--- Goal ---
Across the entries, how many lines have the string "content" in them? Reply with only a number.

start Material provided

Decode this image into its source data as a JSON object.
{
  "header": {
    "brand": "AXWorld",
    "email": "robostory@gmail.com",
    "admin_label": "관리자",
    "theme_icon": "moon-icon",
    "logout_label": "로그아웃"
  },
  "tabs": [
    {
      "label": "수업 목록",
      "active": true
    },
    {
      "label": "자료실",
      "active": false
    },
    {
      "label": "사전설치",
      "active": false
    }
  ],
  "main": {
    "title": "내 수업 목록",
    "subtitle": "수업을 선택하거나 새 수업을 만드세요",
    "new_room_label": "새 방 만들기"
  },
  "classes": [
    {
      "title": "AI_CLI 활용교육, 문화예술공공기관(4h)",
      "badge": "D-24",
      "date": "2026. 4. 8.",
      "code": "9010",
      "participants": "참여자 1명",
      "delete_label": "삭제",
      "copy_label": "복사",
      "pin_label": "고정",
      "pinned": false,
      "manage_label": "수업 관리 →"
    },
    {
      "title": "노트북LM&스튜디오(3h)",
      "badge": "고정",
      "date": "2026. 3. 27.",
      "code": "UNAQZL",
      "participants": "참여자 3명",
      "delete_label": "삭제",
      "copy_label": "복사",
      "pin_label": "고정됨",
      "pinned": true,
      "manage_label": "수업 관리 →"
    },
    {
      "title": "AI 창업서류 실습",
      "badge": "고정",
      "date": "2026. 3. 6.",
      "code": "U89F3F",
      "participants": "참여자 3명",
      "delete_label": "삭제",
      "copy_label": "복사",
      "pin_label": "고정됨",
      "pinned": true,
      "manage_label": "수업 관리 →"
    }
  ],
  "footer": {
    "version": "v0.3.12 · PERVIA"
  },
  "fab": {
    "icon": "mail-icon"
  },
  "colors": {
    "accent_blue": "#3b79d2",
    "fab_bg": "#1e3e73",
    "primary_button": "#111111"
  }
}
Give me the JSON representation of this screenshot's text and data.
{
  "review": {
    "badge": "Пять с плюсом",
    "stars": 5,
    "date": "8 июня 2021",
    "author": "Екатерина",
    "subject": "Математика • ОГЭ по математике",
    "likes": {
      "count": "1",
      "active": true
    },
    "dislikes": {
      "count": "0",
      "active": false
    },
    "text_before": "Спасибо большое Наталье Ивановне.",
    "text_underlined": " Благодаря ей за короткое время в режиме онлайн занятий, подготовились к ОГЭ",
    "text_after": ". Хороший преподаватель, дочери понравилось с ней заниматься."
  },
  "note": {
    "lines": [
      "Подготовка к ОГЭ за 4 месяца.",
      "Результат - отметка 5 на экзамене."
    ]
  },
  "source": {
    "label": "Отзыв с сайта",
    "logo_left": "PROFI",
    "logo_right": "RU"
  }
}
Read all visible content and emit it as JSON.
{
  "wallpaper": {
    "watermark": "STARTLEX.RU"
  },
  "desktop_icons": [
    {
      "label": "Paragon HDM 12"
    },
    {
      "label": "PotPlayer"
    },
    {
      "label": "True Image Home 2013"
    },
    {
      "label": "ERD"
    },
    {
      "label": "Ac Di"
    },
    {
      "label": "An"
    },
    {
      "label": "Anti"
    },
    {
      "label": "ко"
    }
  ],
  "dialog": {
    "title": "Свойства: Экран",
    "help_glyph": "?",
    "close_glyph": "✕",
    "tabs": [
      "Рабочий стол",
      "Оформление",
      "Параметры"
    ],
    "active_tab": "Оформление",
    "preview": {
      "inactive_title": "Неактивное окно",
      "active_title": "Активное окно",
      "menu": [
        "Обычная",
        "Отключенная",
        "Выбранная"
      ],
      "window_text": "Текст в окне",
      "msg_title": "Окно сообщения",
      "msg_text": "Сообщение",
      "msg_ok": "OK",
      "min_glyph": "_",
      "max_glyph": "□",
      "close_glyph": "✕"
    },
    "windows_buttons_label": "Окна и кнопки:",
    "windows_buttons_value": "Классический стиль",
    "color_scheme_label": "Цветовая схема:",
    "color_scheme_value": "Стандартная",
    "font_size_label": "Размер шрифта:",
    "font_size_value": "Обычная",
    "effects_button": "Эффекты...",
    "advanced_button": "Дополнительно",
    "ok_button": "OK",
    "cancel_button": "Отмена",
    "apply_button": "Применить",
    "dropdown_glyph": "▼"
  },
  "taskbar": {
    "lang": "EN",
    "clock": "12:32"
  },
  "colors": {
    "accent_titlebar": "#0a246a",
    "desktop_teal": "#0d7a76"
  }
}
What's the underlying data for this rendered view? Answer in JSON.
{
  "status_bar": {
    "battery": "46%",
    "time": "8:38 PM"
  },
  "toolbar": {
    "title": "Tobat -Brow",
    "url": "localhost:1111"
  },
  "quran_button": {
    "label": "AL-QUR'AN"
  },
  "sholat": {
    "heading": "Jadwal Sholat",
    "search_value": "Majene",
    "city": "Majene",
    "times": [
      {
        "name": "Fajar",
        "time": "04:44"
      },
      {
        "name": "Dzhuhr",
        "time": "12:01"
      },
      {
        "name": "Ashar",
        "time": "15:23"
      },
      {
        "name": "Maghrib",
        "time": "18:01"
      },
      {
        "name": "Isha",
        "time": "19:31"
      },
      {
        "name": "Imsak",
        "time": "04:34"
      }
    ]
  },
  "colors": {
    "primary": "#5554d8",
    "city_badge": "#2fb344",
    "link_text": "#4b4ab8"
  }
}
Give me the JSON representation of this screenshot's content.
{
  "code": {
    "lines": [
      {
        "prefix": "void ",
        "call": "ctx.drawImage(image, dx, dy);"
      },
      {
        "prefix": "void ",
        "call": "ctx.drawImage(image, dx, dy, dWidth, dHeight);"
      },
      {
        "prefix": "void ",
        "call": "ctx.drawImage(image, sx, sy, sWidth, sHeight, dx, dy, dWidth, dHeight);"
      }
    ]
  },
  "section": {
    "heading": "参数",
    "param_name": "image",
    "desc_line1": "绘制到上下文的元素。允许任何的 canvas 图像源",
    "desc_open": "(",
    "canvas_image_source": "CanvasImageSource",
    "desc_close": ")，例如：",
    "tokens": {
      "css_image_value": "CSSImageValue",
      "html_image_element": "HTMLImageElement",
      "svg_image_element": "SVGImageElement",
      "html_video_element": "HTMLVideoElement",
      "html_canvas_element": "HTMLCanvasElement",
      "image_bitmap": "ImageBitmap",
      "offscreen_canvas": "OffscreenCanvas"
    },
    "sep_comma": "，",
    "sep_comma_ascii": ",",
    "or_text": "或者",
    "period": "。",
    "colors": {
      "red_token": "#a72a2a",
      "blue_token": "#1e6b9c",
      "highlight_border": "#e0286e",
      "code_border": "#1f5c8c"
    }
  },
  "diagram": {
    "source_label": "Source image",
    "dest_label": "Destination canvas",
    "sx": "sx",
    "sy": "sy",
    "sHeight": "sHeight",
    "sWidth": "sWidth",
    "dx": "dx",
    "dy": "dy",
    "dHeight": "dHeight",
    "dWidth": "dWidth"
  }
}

end Material provided

--- Task output ---
2